## Written request
In the data that follows, count every line holding the string "name" and give the count alone.

## Data extract
::::

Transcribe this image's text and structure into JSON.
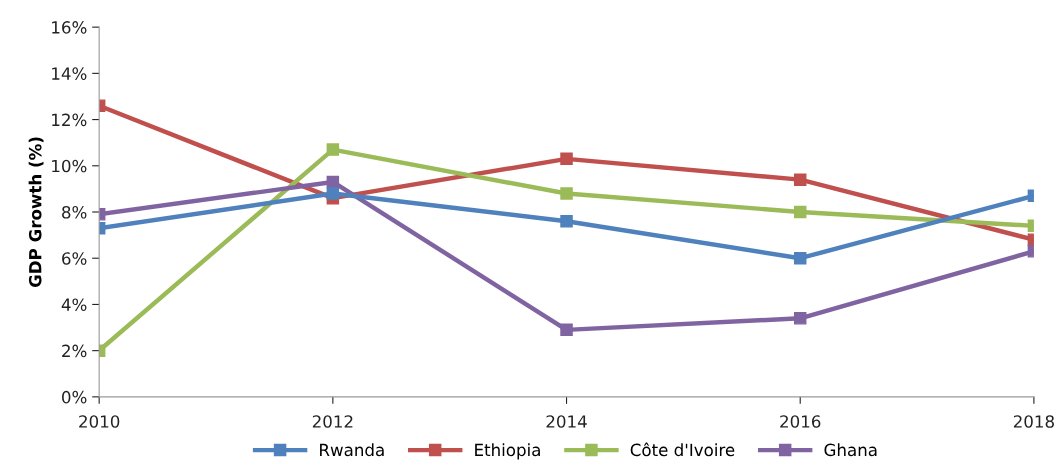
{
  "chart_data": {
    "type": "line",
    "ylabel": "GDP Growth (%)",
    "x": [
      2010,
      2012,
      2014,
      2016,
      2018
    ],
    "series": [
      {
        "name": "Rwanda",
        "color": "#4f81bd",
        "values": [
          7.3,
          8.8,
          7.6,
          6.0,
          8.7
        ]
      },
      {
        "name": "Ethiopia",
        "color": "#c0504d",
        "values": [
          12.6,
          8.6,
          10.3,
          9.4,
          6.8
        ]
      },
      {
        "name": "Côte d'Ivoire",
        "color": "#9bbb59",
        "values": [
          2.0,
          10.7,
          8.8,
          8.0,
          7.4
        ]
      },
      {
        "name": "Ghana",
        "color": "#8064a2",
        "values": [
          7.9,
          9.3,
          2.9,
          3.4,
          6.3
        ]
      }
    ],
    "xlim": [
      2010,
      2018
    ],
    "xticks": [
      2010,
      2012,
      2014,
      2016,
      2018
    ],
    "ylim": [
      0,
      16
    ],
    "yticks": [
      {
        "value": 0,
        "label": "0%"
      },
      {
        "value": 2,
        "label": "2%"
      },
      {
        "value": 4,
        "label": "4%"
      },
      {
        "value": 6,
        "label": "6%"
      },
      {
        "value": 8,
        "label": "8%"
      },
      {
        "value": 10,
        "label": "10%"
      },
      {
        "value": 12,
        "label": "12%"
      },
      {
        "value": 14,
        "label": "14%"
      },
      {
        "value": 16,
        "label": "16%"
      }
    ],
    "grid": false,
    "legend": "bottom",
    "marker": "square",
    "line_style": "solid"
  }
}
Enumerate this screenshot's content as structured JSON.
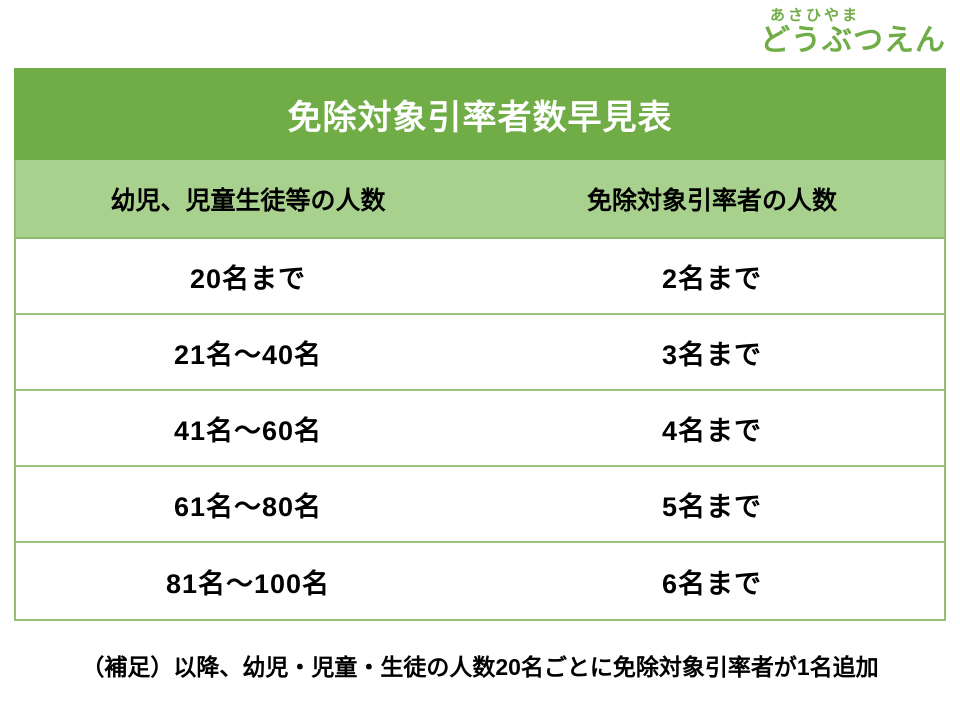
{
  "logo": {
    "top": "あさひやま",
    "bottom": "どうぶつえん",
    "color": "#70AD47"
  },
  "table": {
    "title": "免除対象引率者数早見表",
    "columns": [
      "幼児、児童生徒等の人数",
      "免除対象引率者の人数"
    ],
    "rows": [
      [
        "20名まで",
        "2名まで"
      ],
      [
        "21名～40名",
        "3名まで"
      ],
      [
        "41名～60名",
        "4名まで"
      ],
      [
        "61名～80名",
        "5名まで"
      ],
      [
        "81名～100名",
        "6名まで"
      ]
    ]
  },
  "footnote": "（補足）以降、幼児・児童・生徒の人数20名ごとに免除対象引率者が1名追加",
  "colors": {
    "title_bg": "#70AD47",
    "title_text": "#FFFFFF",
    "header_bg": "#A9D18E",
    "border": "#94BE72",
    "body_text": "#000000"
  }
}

::::

## Task solution
4